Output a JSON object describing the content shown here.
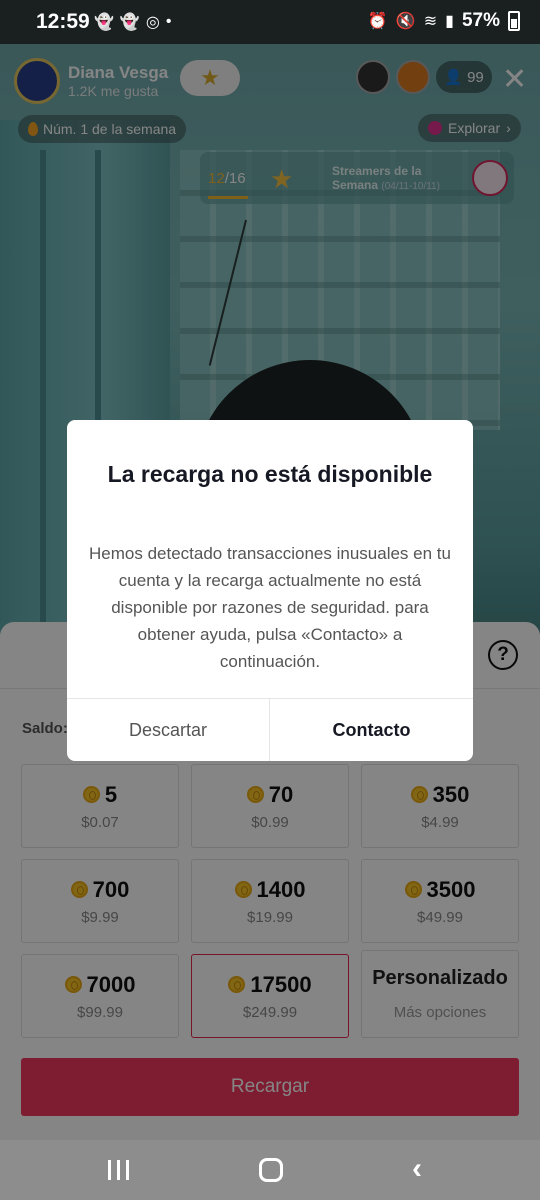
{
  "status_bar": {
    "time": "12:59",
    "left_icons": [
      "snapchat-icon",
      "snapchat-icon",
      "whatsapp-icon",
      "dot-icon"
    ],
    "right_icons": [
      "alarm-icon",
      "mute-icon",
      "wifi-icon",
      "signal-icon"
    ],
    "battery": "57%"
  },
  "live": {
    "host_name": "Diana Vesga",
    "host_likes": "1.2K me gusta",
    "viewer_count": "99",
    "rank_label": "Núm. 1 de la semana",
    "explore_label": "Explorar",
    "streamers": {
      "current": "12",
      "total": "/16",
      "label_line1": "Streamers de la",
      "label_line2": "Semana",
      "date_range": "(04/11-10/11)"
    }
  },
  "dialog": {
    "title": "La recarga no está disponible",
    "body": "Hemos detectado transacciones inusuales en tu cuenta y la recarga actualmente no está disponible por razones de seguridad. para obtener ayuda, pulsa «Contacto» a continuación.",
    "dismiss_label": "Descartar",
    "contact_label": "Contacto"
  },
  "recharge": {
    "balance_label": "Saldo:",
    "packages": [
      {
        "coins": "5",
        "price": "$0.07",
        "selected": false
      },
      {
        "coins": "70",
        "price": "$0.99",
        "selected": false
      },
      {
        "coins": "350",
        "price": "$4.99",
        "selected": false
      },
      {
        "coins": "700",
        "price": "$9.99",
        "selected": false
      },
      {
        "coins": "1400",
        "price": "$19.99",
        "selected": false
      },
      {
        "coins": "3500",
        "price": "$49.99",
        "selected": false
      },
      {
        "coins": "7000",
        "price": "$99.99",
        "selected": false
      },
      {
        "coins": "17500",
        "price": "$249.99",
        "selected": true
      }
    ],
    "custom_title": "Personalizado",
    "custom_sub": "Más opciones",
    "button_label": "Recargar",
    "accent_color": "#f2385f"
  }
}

:::::

STATED GOAL: From the entries above, collect every line with the string "Contacto" in it.

EXERCISE SOLUTION:
    "body": "Hemos detectado transacciones inusuales en tu cuenta y la recarga actualmente no está disponible por razones de seguridad. para obtener ayuda, pulsa «Contacto» a continuación.",
    "contact_label": "Contacto"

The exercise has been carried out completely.